## INPUT RECORDS
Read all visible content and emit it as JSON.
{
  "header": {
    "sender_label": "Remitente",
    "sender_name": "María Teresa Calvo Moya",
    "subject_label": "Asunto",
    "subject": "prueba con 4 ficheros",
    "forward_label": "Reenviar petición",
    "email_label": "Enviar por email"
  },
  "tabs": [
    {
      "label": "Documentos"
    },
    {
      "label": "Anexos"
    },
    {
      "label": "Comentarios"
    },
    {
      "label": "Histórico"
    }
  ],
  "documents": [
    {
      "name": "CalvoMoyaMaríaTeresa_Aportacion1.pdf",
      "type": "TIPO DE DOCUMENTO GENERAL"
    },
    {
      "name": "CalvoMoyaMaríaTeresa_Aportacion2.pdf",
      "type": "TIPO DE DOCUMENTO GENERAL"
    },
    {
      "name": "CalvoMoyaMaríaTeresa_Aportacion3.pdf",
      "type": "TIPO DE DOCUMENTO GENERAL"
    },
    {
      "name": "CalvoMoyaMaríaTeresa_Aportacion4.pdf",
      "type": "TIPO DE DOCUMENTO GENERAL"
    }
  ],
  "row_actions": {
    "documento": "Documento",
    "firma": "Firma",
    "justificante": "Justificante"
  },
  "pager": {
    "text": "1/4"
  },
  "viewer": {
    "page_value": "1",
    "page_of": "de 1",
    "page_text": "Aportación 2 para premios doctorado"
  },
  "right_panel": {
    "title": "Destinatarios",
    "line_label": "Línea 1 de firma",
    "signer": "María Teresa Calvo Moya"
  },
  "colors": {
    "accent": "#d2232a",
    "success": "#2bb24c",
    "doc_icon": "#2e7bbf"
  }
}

## TASK REQUIREMENTS
Copy out each record, keeping every word as it is.

## EXERCISE ANSWER
Read all visible content and emit it as JSON.
{
  "header": {
    "sender_label": "Remitente",
    "sender_name": "María Teresa Calvo Moya",
    "subject_label": "Asunto",
    "subject": "prueba con 4 ficheros",
    "forward_label": "Reenviar petición",
    "email_label": "Enviar por email"
  },
  "tabs": [
    {
      "label": "Documentos"
    },
    {
      "label": "Anexos"
    },
    {
      "label": "Comentarios"
    },
    {
      "label": "Histórico"
    }
  ],
  "documents": [
    {
      "name": "CalvoMoyaMaríaTeresa_Aportacion1.pdf",
      "type": "TIPO DE DOCUMENTO GENERAL"
    },
    {
      "name": "CalvoMoyaMaríaTeresa_Aportacion2.pdf",
      "type": "TIPO DE DOCUMENTO GENERAL"
    },
    {
      "name": "CalvoMoyaMaríaTeresa_Aportacion3.pdf",
      "type": "TIPO DE DOCUMENTO GENERAL"
    },
    {
      "name": "CalvoMoyaMaríaTeresa_Aportacion4.pdf",
      "type": "TIPO DE DOCUMENTO GENERAL"
    }
  ],
  "row_actions": {
    "documento": "Documento",
    "firma": "Firma",
    "justificante": "Justificante"
  },
  "pager": {
    "text": "1/4"
  },
  "viewer": {
    "page_value": "1",
    "page_of": "de 1",
    "page_text": "Aportación 2 para premios doctorado"
  },
  "right_panel": {
    "title": "Destinatarios",
    "line_label": "Línea 1 de firma",
    "signer": "María Teresa Calvo Moya"
  },
  "colors": {
    "accent": "#d2232a",
    "success": "#2bb24c",
    "doc_icon": "#2e7bbf"
  }
}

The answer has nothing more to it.